Task prompt ->
Please output every line of the material as it stands, without the pictures.
─── Available data ───
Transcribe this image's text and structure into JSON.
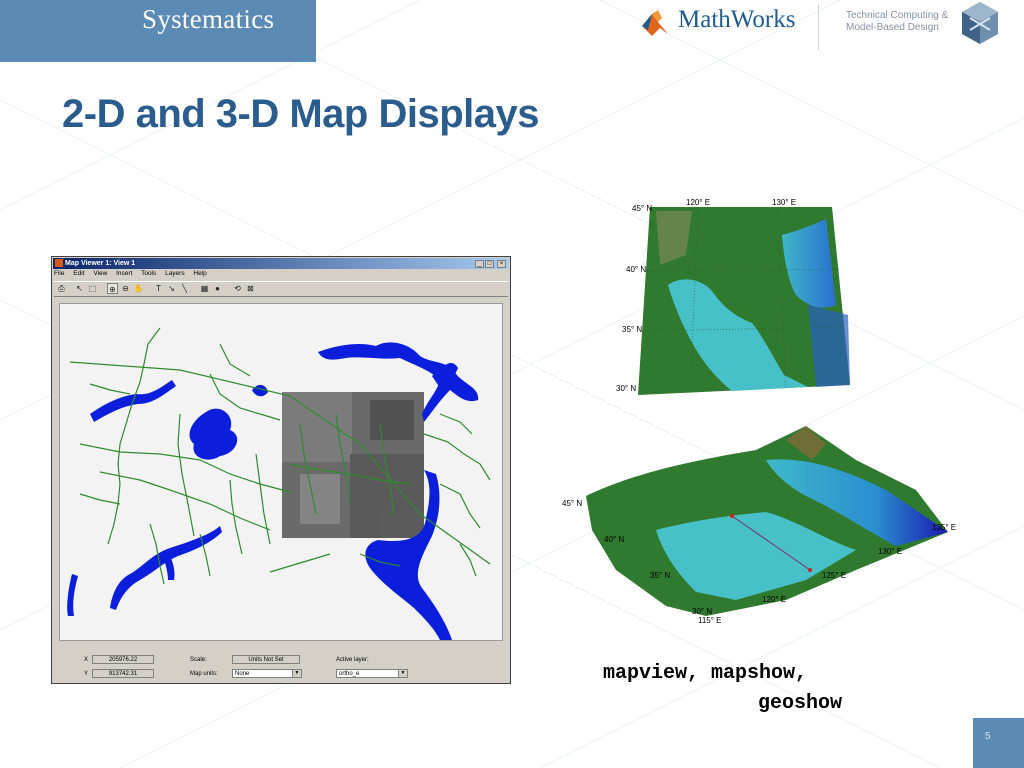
{
  "header": {
    "brand": "Systematics",
    "mathworks": "MathWorks",
    "tagline_line1": "Technical Computing &",
    "tagline_line2": "Model-Based Design"
  },
  "slide": {
    "title": "2-D and 3-D Map Displays",
    "commands_line1": "mapview, mapshow,",
    "commands_line2": "geoshow",
    "page_number": "5"
  },
  "map_viewer": {
    "window_title": "Map Viewer 1: View 1",
    "menu": [
      "File",
      "Edit",
      "View",
      "Insert",
      "Tools",
      "Layers",
      "Help"
    ],
    "status": {
      "x_label": "X",
      "x_value": "205976.22",
      "y_label": "Y",
      "y_value": "913742.31",
      "scale_label": "Scale:",
      "scale_value": "Units Not Set",
      "map_units_label": "Map units:",
      "map_units_value": "None",
      "active_layer_label": "Active layer:",
      "active_layer_value": "ortho_e"
    }
  },
  "map2d": {
    "lon_labels": [
      "120° E",
      "130° E"
    ],
    "lat_labels": [
      "45° N",
      "40° N",
      "35° N",
      "30° N"
    ]
  },
  "map3d": {
    "lat_labels": [
      "45° N",
      "40° N",
      "35° N",
      "30° N"
    ],
    "lon_labels": [
      "115° E",
      "120° E",
      "125° E",
      "130° E",
      "135° E"
    ]
  },
  "colors": {
    "brand_blue": "#5b8bb5",
    "title_blue": "#2b5c8e",
    "water": "#0a1edc",
    "roads": "#2e8b2e"
  }
}
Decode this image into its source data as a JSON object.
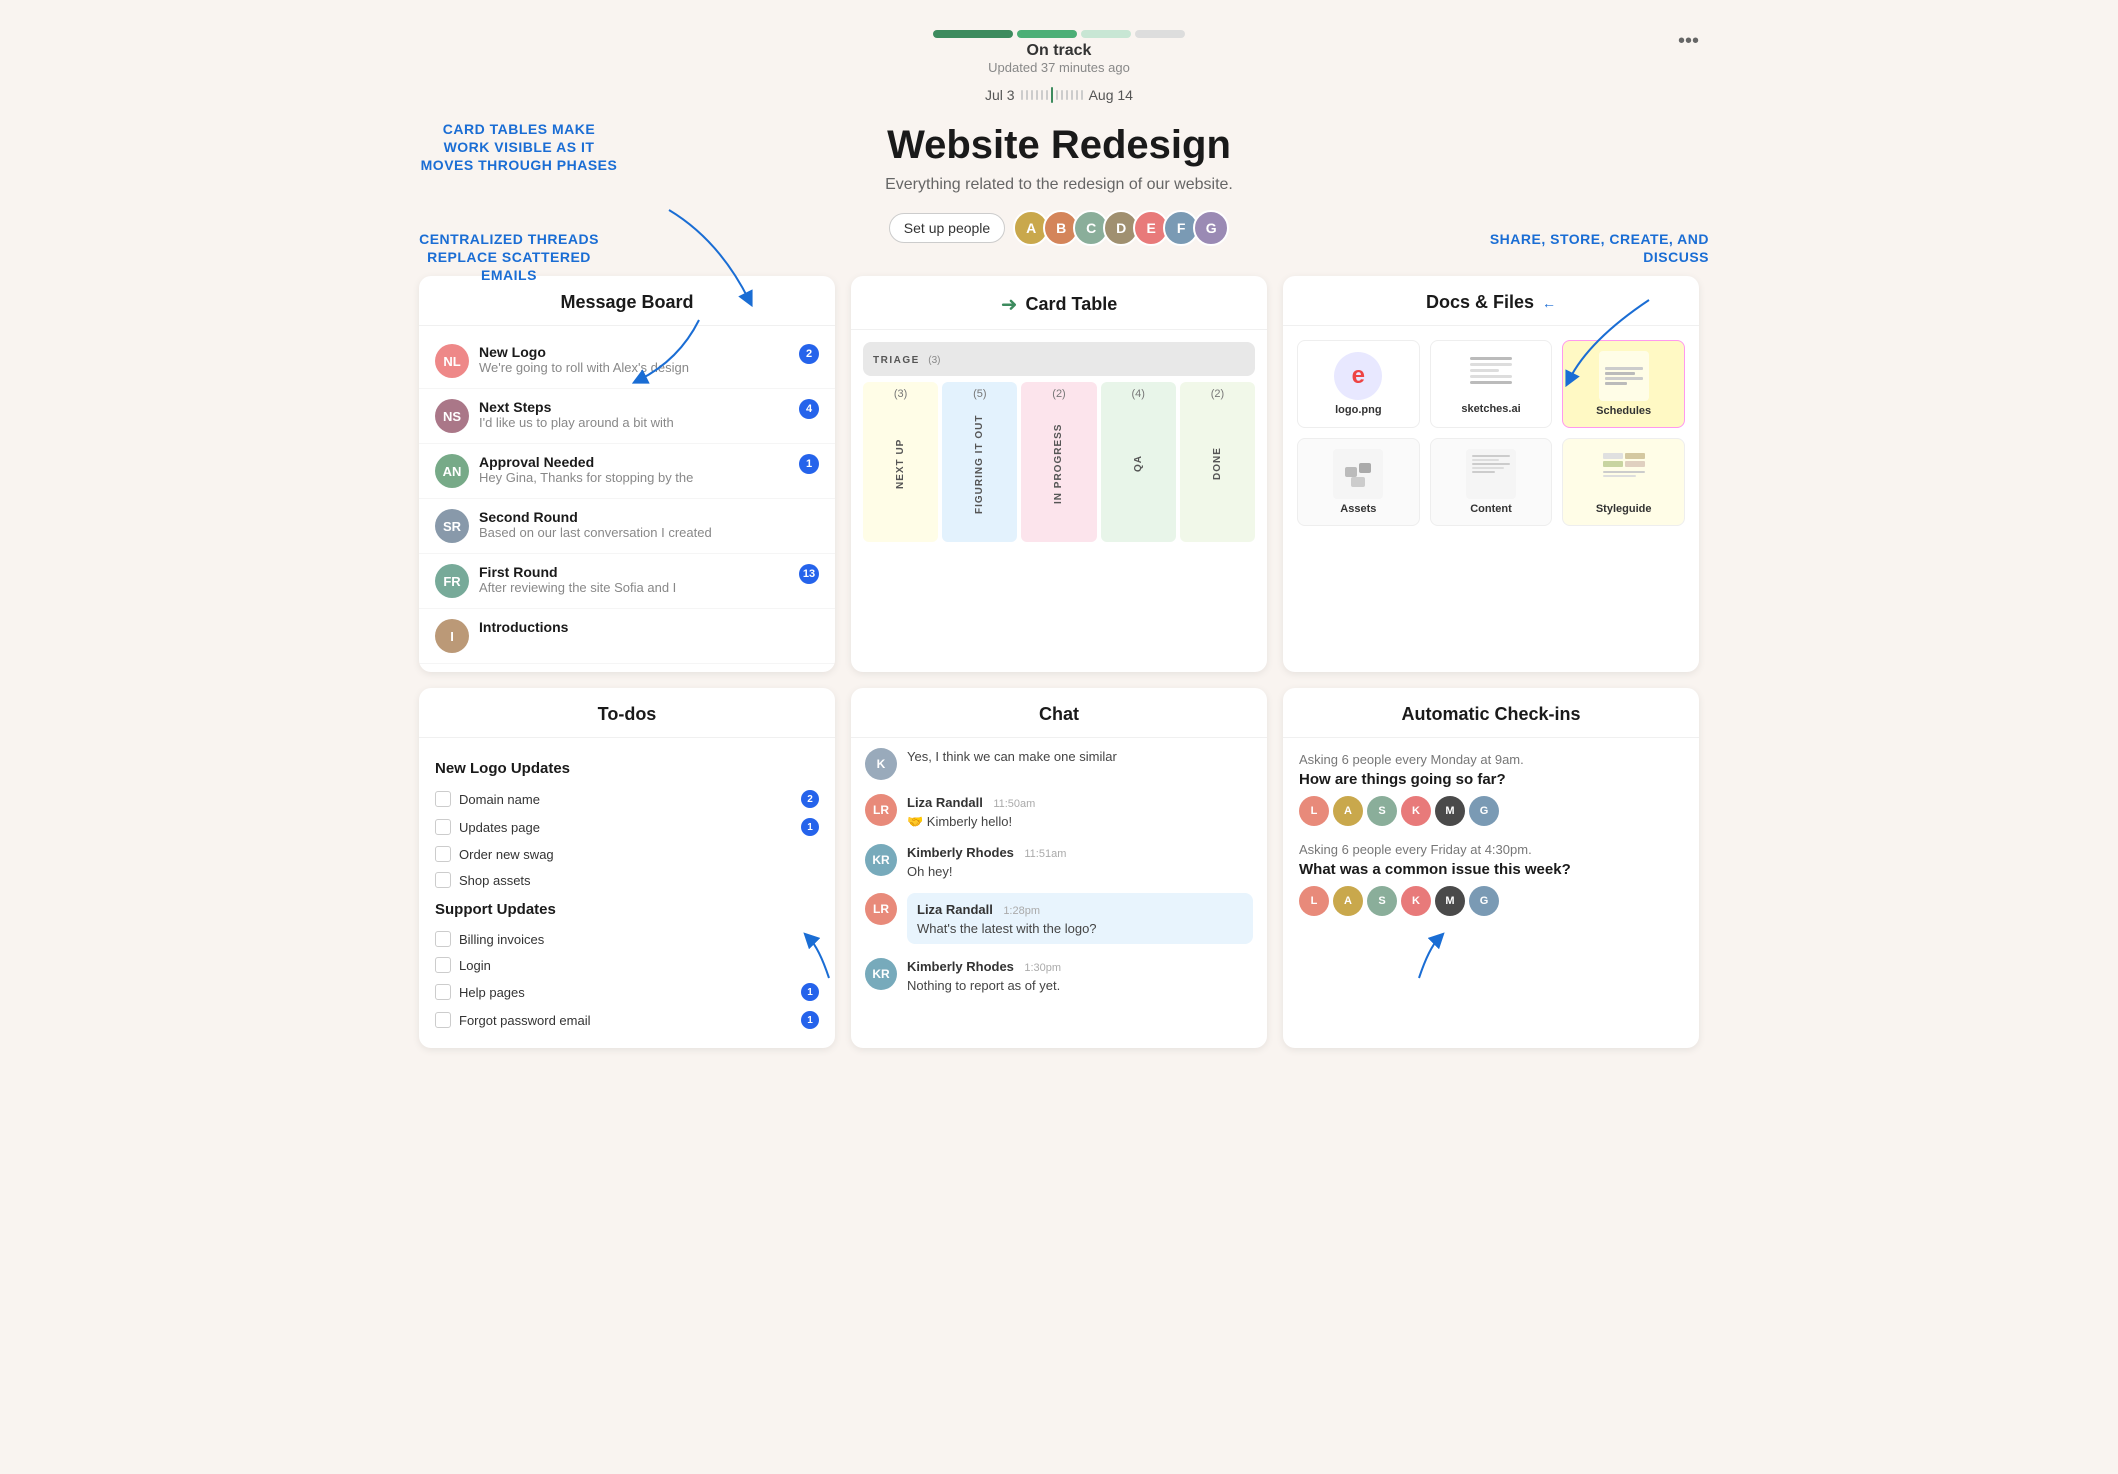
───
Written reply ->
Transcribe this image's text and structure into JSON.
{
  "header": {
    "brand": "Systematics",
    "mathworks": "MathWorks",
    "tagline_line1": "Technical Computing &",
    "tagline_line2": "Model-Based Design"
  },
  "slide": {
    "title": "2-D and 3-D Map Displays",
    "commands_line1": "mapview, mapshow,",
    "commands_line2": "geoshow",
    "page_number": "5"
  },
  "map_viewer": {
    "window_title": "Map Viewer 1: View 1",
    "menu": [
      "File",
      "Edit",
      "View",
      "Insert",
      "Tools",
      "Layers",
      "Help"
    ],
    "status": {
      "x_label": "X",
      "x_value": "205976.22",
      "y_label": "Y",
      "y_value": "913742.31",
      "scale_label": "Scale:",
      "scale_value": "Units Not Set",
      "map_units_label": "Map units:",
      "map_units_value": "None",
      "active_layer_label": "Active layer:",
      "active_layer_value": "ortho_e"
    }
  },
  "map2d": {
    "lon_labels": [
      "120° E",
      "130° E"
    ],
    "lat_labels": [
      "45° N",
      "40° N",
      "35° N",
      "30° N"
    ]
  },
  "map3d": {
    "lat_labels": [
      "45° N",
      "40° N",
      "35° N",
      "30° N"
    ],
    "lon_labels": [
      "115° E",
      "120° E",
      "125° E",
      "130° E",
      "135° E"
    ]
  },
  "colors": {
    "brand_blue": "#5b8bb5",
    "title_blue": "#2b5c8e",
    "water": "#0a1edc",
    "roads": "#2e8b2e"
  }
}
Decode this image into its source data as a JSON object.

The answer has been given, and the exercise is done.